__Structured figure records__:
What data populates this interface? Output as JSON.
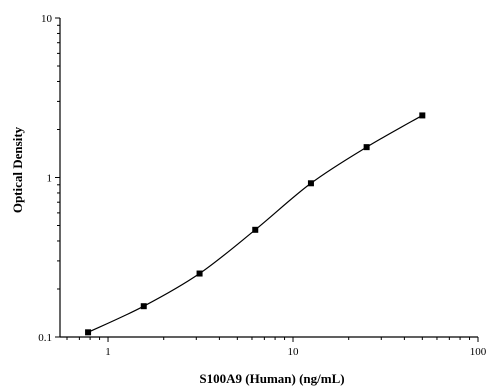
{
  "chart_data": {
    "type": "scatter",
    "xlabel": "S100A9 (Human) (ng/mL)",
    "ylabel": "Optical Density",
    "x_scale": "log",
    "y_scale": "log",
    "xlim": [
      0.55,
      100
    ],
    "ylim": [
      0.1,
      10
    ],
    "x_ticks": [
      {
        "value": 1,
        "label": "1"
      },
      {
        "value": 10,
        "label": "10"
      },
      {
        "value": 100,
        "label": "100"
      }
    ],
    "y_ticks": [
      {
        "value": 0.1,
        "label": "0.1"
      },
      {
        "value": 1,
        "label": "1"
      },
      {
        "value": 10,
        "label": "10"
      }
    ],
    "grid": false,
    "series": [
      {
        "points": [
          {
            "x": 0.78,
            "y": 0.107
          },
          {
            "x": 1.56,
            "y": 0.156
          },
          {
            "x": 3.125,
            "y": 0.25
          },
          {
            "x": 6.25,
            "y": 0.47
          },
          {
            "x": 12.5,
            "y": 0.92
          },
          {
            "x": 25,
            "y": 1.55
          },
          {
            "x": 50,
            "y": 2.45
          }
        ],
        "fit_curve": true
      }
    ]
  }
}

__Task objective__: The entries above should be reproduced exactly, without their pictures.

__Solution to the exercise__:
What data populates this interface? Output as JSON.
{
  "chart_data": {
    "type": "scatter",
    "xlabel": "S100A9 (Human) (ng/mL)",
    "ylabel": "Optical Density",
    "x_scale": "log",
    "y_scale": "log",
    "xlim": [
      0.55,
      100
    ],
    "ylim": [
      0.1,
      10
    ],
    "x_ticks": [
      {
        "value": 1,
        "label": "1"
      },
      {
        "value": 10,
        "label": "10"
      },
      {
        "value": 100,
        "label": "100"
      }
    ],
    "y_ticks": [
      {
        "value": 0.1,
        "label": "0.1"
      },
      {
        "value": 1,
        "label": "1"
      },
      {
        "value": 10,
        "label": "10"
      }
    ],
    "grid": false,
    "series": [
      {
        "points": [
          {
            "x": 0.78,
            "y": 0.107
          },
          {
            "x": 1.56,
            "y": 0.156
          },
          {
            "x": 3.125,
            "y": 0.25
          },
          {
            "x": 6.25,
            "y": 0.47
          },
          {
            "x": 12.5,
            "y": 0.92
          },
          {
            "x": 25,
            "y": 1.55
          },
          {
            "x": 50,
            "y": 2.45
          }
        ],
        "fit_curve": true
      }
    ]
  }
}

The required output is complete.